══ DATASET

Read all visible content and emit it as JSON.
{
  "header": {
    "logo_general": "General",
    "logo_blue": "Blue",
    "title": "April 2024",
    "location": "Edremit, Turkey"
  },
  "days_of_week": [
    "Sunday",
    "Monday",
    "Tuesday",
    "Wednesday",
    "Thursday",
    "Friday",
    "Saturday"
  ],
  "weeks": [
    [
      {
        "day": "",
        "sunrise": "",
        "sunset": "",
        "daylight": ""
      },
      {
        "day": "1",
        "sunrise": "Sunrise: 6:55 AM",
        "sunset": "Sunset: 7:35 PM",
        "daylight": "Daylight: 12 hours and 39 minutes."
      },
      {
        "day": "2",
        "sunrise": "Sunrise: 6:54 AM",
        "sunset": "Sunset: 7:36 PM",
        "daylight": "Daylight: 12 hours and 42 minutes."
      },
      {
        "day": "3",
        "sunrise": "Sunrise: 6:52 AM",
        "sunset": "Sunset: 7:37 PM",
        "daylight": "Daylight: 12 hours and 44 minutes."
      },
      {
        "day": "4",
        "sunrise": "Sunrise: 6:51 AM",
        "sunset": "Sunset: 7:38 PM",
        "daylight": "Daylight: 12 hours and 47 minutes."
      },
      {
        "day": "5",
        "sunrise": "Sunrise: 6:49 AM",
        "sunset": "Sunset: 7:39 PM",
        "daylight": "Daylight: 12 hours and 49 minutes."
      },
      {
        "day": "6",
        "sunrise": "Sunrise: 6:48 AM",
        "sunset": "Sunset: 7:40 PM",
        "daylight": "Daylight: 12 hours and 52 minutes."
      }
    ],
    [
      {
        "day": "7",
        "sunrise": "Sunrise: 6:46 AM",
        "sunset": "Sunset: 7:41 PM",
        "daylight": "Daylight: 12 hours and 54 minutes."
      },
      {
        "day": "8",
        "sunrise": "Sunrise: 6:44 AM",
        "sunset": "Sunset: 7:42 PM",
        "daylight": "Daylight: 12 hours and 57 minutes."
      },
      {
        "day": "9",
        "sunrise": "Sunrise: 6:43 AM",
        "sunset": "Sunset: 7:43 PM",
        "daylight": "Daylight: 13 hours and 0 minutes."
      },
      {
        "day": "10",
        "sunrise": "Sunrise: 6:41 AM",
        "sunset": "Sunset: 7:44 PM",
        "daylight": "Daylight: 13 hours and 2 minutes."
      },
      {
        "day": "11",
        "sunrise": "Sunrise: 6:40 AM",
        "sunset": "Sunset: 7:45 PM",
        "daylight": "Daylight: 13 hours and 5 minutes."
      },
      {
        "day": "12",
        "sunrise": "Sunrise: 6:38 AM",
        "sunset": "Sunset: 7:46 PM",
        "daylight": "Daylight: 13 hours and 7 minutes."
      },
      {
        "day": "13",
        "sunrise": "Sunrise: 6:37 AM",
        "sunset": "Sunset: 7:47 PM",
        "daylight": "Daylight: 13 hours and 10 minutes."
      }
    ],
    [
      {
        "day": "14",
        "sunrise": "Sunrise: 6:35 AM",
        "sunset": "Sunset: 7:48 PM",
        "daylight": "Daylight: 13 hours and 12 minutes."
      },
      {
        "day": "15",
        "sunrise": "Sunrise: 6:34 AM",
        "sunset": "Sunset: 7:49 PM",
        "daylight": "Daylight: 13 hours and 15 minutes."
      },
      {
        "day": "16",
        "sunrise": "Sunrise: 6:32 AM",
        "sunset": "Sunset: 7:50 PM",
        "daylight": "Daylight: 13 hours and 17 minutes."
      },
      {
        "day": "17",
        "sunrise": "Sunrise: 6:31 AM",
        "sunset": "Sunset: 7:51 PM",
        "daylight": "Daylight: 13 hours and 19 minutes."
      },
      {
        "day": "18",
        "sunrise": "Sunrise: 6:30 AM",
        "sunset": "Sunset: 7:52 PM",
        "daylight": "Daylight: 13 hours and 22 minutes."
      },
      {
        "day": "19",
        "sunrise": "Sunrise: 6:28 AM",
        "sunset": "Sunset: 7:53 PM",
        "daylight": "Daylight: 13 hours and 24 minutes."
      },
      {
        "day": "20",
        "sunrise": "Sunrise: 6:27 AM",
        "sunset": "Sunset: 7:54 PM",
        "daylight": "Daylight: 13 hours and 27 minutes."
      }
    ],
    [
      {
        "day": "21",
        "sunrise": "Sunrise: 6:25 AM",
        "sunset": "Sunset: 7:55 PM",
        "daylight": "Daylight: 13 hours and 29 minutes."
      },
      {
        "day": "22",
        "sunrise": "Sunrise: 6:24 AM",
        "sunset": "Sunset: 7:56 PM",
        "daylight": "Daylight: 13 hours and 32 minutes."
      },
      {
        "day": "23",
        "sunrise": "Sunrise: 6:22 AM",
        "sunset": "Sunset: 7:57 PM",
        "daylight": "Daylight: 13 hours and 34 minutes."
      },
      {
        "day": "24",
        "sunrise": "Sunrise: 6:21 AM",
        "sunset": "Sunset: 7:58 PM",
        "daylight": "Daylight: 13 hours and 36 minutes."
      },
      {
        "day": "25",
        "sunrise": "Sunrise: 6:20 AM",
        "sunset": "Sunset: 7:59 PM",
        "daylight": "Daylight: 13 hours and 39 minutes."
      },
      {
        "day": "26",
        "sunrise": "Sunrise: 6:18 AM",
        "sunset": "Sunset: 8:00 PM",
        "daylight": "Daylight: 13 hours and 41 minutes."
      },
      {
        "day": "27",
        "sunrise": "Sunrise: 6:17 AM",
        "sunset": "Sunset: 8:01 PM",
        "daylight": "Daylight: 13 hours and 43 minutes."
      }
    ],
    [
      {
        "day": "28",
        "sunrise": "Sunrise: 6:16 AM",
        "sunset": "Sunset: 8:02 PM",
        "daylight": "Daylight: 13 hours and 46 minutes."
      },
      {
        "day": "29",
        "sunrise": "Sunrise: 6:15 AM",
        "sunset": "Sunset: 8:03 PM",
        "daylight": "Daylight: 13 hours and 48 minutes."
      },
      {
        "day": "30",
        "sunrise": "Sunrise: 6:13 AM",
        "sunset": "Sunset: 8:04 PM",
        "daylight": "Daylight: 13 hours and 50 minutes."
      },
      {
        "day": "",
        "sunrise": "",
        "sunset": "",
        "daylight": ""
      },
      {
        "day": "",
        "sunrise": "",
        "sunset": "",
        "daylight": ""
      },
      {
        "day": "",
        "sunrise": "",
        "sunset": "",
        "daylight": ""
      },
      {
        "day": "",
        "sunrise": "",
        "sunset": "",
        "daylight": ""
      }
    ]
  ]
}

════

#### DIRECTIONS
Would you reproduce all the entries exactly?

#### FULL SOLUTION
Read all visible content and emit it as JSON.
{
  "header": {
    "logo_general": "General",
    "logo_blue": "Blue",
    "title": "April 2024",
    "location": "Edremit, Turkey"
  },
  "days_of_week": [
    "Sunday",
    "Monday",
    "Tuesday",
    "Wednesday",
    "Thursday",
    "Friday",
    "Saturday"
  ],
  "weeks": [
    [
      {
        "day": "",
        "sunrise": "",
        "sunset": "",
        "daylight": ""
      },
      {
        "day": "1",
        "sunrise": "Sunrise: 6:55 AM",
        "sunset": "Sunset: 7:35 PM",
        "daylight": "Daylight: 12 hours and 39 minutes."
      },
      {
        "day": "2",
        "sunrise": "Sunrise: 6:54 AM",
        "sunset": "Sunset: 7:36 PM",
        "daylight": "Daylight: 12 hours and 42 minutes."
      },
      {
        "day": "3",
        "sunrise": "Sunrise: 6:52 AM",
        "sunset": "Sunset: 7:37 PM",
        "daylight": "Daylight: 12 hours and 44 minutes."
      },
      {
        "day": "4",
        "sunrise": "Sunrise: 6:51 AM",
        "sunset": "Sunset: 7:38 PM",
        "daylight": "Daylight: 12 hours and 47 minutes."
      },
      {
        "day": "5",
        "sunrise": "Sunrise: 6:49 AM",
        "sunset": "Sunset: 7:39 PM",
        "daylight": "Daylight: 12 hours and 49 minutes."
      },
      {
        "day": "6",
        "sunrise": "Sunrise: 6:48 AM",
        "sunset": "Sunset: 7:40 PM",
        "daylight": "Daylight: 12 hours and 52 minutes."
      }
    ],
    [
      {
        "day": "7",
        "sunrise": "Sunrise: 6:46 AM",
        "sunset": "Sunset: 7:41 PM",
        "daylight": "Daylight: 12 hours and 54 minutes."
      },
      {
        "day": "8",
        "sunrise": "Sunrise: 6:44 AM",
        "sunset": "Sunset: 7:42 PM",
        "daylight": "Daylight: 12 hours and 57 minutes."
      },
      {
        "day": "9",
        "sunrise": "Sunrise: 6:43 AM",
        "sunset": "Sunset: 7:43 PM",
        "daylight": "Daylight: 13 hours and 0 minutes."
      },
      {
        "day": "10",
        "sunrise": "Sunrise: 6:41 AM",
        "sunset": "Sunset: 7:44 PM",
        "daylight": "Daylight: 13 hours and 2 minutes."
      },
      {
        "day": "11",
        "sunrise": "Sunrise: 6:40 AM",
        "sunset": "Sunset: 7:45 PM",
        "daylight": "Daylight: 13 hours and 5 minutes."
      },
      {
        "day": "12",
        "sunrise": "Sunrise: 6:38 AM",
        "sunset": "Sunset: 7:46 PM",
        "daylight": "Daylight: 13 hours and 7 minutes."
      },
      {
        "day": "13",
        "sunrise": "Sunrise: 6:37 AM",
        "sunset": "Sunset: 7:47 PM",
        "daylight": "Daylight: 13 hours and 10 minutes."
      }
    ],
    [
      {
        "day": "14",
        "sunrise": "Sunrise: 6:35 AM",
        "sunset": "Sunset: 7:48 PM",
        "daylight": "Daylight: 13 hours and 12 minutes."
      },
      {
        "day": "15",
        "sunrise": "Sunrise: 6:34 AM",
        "sunset": "Sunset: 7:49 PM",
        "daylight": "Daylight: 13 hours and 15 minutes."
      },
      {
        "day": "16",
        "sunrise": "Sunrise: 6:32 AM",
        "sunset": "Sunset: 7:50 PM",
        "daylight": "Daylight: 13 hours and 17 minutes."
      },
      {
        "day": "17",
        "sunrise": "Sunrise: 6:31 AM",
        "sunset": "Sunset: 7:51 PM",
        "daylight": "Daylight: 13 hours and 19 minutes."
      },
      {
        "day": "18",
        "sunrise": "Sunrise: 6:30 AM",
        "sunset": "Sunset: 7:52 PM",
        "daylight": "Daylight: 13 hours and 22 minutes."
      },
      {
        "day": "19",
        "sunrise": "Sunrise: 6:28 AM",
        "sunset": "Sunset: 7:53 PM",
        "daylight": "Daylight: 13 hours and 24 minutes."
      },
      {
        "day": "20",
        "sunrise": "Sunrise: 6:27 AM",
        "sunset": "Sunset: 7:54 PM",
        "daylight": "Daylight: 13 hours and 27 minutes."
      }
    ],
    [
      {
        "day": "21",
        "sunrise": "Sunrise: 6:25 AM",
        "sunset": "Sunset: 7:55 PM",
        "daylight": "Daylight: 13 hours and 29 minutes."
      },
      {
        "day": "22",
        "sunrise": "Sunrise: 6:24 AM",
        "sunset": "Sunset: 7:56 PM",
        "daylight": "Daylight: 13 hours and 32 minutes."
      },
      {
        "day": "23",
        "sunrise": "Sunrise: 6:22 AM",
        "sunset": "Sunset: 7:57 PM",
        "daylight": "Daylight: 13 hours and 34 minutes."
      },
      {
        "day": "24",
        "sunrise": "Sunrise: 6:21 AM",
        "sunset": "Sunset: 7:58 PM",
        "daylight": "Daylight: 13 hours and 36 minutes."
      },
      {
        "day": "25",
        "sunrise": "Sunrise: 6:20 AM",
        "sunset": "Sunset: 7:59 PM",
        "daylight": "Daylight: 13 hours and 39 minutes."
      },
      {
        "day": "26",
        "sunrise": "Sunrise: 6:18 AM",
        "sunset": "Sunset: 8:00 PM",
        "daylight": "Daylight: 13 hours and 41 minutes."
      },
      {
        "day": "27",
        "sunrise": "Sunrise: 6:17 AM",
        "sunset": "Sunset: 8:01 PM",
        "daylight": "Daylight: 13 hours and 43 minutes."
      }
    ],
    [
      {
        "day": "28",
        "sunrise": "Sunrise: 6:16 AM",
        "sunset": "Sunset: 8:02 PM",
        "daylight": "Daylight: 13 hours and 46 minutes."
      },
      {
        "day": "29",
        "sunrise": "Sunrise: 6:15 AM",
        "sunset": "Sunset: 8:03 PM",
        "daylight": "Daylight: 13 hours and 48 minutes."
      },
      {
        "day": "30",
        "sunrise": "Sunrise: 6:13 AM",
        "sunset": "Sunset: 8:04 PM",
        "daylight": "Daylight: 13 hours and 50 minutes."
      },
      {
        "day": "",
        "sunrise": "",
        "sunset": "",
        "daylight": ""
      },
      {
        "day": "",
        "sunrise": "",
        "sunset": "",
        "daylight": ""
      },
      {
        "day": "",
        "sunrise": "",
        "sunset": "",
        "daylight": ""
      },
      {
        "day": "",
        "sunrise": "",
        "sunset": "",
        "daylight": ""
      }
    ]
  ]
}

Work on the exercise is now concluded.